◆ **Items**:
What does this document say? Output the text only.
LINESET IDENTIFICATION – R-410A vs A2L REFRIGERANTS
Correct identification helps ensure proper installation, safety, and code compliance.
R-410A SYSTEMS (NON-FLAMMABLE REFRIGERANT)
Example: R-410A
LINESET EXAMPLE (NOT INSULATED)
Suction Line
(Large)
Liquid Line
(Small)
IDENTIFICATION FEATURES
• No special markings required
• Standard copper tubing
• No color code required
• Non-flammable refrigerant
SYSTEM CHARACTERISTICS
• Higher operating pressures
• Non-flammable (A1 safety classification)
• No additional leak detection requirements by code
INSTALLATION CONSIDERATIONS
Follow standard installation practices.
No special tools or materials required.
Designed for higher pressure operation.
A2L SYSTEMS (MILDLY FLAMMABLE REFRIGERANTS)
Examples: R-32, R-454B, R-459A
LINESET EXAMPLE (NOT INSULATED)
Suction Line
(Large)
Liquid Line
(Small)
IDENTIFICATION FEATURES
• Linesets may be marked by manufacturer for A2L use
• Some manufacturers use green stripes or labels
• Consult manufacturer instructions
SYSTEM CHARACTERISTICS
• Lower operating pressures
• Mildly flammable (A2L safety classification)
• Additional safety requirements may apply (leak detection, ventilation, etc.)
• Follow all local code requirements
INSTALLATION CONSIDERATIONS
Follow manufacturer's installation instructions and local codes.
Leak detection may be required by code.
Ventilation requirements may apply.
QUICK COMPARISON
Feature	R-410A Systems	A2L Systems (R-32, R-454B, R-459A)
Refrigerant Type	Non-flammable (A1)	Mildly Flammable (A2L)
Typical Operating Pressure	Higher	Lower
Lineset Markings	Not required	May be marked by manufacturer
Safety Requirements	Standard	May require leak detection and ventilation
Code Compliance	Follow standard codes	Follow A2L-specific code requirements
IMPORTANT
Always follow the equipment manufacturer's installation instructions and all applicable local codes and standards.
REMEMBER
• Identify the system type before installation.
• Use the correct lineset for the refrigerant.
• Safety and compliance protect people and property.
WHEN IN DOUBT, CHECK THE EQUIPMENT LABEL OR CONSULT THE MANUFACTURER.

◆ **What is needed**: Report how many lines of the entries hold the string "codes". Provide the number alone.

◆ **Answer**: 3